=== What is asked ===
List the lines of this listing that hold the word "baseline".

=== Material provided ===
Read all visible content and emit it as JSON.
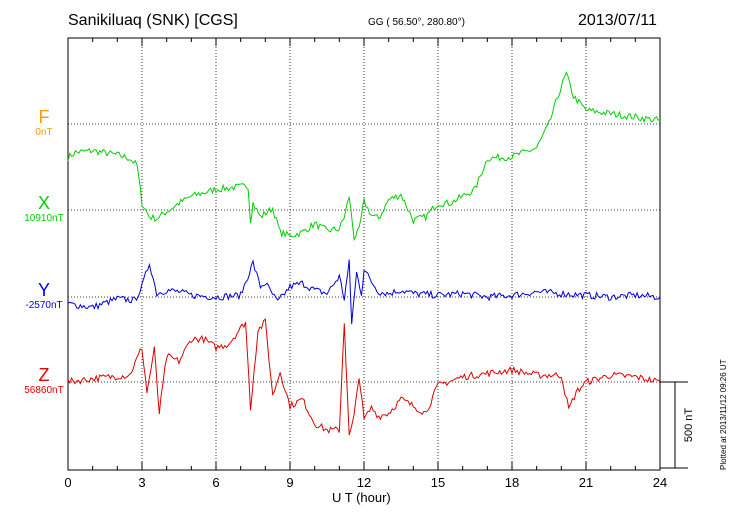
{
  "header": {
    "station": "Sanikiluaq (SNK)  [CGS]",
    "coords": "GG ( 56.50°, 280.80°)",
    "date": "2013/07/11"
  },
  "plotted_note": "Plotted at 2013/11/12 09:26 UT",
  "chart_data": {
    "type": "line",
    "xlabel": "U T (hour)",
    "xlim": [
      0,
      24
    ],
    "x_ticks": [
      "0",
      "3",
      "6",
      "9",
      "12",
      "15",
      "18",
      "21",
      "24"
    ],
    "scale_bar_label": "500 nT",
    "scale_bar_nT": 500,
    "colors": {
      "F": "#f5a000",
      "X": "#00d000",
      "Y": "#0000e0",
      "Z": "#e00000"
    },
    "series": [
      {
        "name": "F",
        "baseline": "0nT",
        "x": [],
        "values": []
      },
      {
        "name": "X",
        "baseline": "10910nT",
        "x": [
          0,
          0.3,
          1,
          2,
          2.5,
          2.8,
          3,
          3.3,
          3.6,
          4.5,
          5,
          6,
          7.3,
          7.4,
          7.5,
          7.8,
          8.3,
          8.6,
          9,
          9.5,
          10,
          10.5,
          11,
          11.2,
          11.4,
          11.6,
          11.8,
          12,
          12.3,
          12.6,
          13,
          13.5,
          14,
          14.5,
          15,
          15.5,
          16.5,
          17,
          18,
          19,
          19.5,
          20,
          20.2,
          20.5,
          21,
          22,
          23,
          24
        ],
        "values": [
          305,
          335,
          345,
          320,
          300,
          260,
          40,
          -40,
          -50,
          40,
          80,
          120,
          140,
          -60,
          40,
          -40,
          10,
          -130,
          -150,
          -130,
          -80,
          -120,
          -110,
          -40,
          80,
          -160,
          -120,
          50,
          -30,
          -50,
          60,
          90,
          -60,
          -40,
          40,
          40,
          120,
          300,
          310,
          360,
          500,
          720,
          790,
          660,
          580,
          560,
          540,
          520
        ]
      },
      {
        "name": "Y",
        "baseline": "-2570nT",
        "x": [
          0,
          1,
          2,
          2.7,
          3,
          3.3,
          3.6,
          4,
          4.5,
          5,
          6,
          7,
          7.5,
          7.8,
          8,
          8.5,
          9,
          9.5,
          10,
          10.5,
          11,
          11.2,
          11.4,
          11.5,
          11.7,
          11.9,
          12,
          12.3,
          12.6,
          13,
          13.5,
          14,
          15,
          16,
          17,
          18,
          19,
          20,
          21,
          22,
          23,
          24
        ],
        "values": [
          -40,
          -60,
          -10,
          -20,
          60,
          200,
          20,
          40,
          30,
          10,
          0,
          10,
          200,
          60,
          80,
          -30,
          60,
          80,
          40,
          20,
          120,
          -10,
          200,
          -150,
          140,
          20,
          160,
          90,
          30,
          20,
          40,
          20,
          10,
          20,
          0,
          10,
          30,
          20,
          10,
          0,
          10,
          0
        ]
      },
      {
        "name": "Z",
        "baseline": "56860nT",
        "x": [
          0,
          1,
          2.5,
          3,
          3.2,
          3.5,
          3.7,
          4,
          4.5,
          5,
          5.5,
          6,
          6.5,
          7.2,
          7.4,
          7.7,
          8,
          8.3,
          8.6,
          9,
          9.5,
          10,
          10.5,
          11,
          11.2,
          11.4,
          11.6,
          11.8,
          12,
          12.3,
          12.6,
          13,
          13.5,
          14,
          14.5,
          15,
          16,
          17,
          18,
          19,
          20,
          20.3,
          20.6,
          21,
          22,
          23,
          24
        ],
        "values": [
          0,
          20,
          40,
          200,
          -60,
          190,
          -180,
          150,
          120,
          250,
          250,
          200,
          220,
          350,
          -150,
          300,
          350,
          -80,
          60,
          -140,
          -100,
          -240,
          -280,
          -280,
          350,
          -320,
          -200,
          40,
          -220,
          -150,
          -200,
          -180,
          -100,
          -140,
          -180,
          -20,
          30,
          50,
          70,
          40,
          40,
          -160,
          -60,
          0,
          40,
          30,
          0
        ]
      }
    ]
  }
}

=== Solution for this task ===
        "baseline": "0nT",
        "baseline": "10910nT",
        "baseline": "-2570nT",
        "baseline": "56860nT",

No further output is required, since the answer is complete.